■ REQUIRED TASK
Exact repetition of every entry is required.

■ THE INPUT
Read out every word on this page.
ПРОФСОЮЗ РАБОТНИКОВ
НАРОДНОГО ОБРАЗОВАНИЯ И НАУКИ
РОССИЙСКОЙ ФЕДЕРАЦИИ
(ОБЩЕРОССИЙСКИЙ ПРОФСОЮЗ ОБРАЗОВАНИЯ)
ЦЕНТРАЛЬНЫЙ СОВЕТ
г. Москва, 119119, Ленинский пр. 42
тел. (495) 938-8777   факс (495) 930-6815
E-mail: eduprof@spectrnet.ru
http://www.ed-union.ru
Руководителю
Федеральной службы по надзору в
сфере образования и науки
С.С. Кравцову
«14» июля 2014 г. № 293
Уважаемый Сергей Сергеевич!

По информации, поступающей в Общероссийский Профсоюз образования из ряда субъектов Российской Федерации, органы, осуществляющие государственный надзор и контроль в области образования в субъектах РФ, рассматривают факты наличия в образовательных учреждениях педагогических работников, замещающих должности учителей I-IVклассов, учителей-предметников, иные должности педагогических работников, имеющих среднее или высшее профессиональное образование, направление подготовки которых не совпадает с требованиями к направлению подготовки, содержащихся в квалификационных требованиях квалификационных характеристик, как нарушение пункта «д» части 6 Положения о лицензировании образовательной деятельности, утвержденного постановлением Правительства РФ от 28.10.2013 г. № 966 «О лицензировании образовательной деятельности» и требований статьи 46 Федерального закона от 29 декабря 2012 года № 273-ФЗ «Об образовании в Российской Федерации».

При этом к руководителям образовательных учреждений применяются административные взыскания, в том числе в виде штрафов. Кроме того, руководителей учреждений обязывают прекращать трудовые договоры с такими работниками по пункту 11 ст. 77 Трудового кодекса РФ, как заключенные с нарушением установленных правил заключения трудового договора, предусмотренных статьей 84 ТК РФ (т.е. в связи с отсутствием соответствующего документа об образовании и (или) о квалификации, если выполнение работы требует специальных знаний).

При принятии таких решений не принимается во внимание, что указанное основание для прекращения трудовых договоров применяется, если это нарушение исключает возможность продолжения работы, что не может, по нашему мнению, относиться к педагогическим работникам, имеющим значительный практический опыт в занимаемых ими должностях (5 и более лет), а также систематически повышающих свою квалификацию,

■ RESULT OF THE TASK
Read out every word on this page.
ПРОФСОЮЗ РАБОТНИКОВ
НАРОДНОГО ОБРАЗОВАНИЯ И НАУКИ
РОССИЙСКОЙ ФЕДЕРАЦИИ
(ОБЩЕРОССИЙСКИЙ ПРОФСОЮЗ ОБРАЗОВАНИЯ)
ЦЕНТРАЛЬНЫЙ СОВЕТ
г. Москва, 119119, Ленинский пр. 42
тел. (495) 938-8777   факс (495) 930-6815
E-mail: eduprof@spectrnet.ru
http://www.ed-union.ru
Руководителю
Федеральной службы по надзору в
сфере образования и науки
С.С. Кравцову
«14» июля 2014 г. № 293
Уважаемый Сергей Сергеевич!

По информации, поступающей в Общероссийский Профсоюз образования из ряда субъектов Российской Федерации, органы, осуществляющие государственный надзор и контроль в области образования в субъектах РФ, рассматривают факты наличия в образовательных учреждениях педагогических работников, замещающих должности учителей I-IVклассов, учителей-предметников, иные должности педагогических работников, имеющих среднее или высшее профессиональное образование, направление подготовки которых не совпадает с требованиями к направлению подготовки, содержащихся в квалификационных требованиях квалификационных характеристик, как нарушение пункта «д» части 6 Положения о лицензировании образовательной деятельности, утвержденного постановлением Правительства РФ от 28.10.2013 г. № 966 «О лицензировании образовательной деятельности» и требований статьи 46 Федерального закона от 29 декабря 2012 года № 273-ФЗ «Об образовании в Российской Федерации».

При этом к руководителям образовательных учреждений применяются административные взыскания, в том числе в виде штрафов. Кроме того, руководителей учреждений обязывают прекращать трудовые договоры с такими работниками по пункту 11 ст. 77 Трудового кодекса РФ, как заключенные с нарушением установленных правил заключения трудового договора, предусмотренных статьей 84 ТК РФ (т.е. в связи с отсутствием соответствующего документа об образовании и (или) о квалификации, если выполнение работы требует специальных знаний).

При принятии таких решений не принимается во внимание, что указанное основание для прекращения трудовых договоров применяется, если это нарушение исключает возможность продолжения работы, что не может, по нашему мнению, относиться к педагогическим работникам, имеющим значительный практический опыт в занимаемых ими должностях (5 и более лет), а также систематически повышающих свою квалификацию,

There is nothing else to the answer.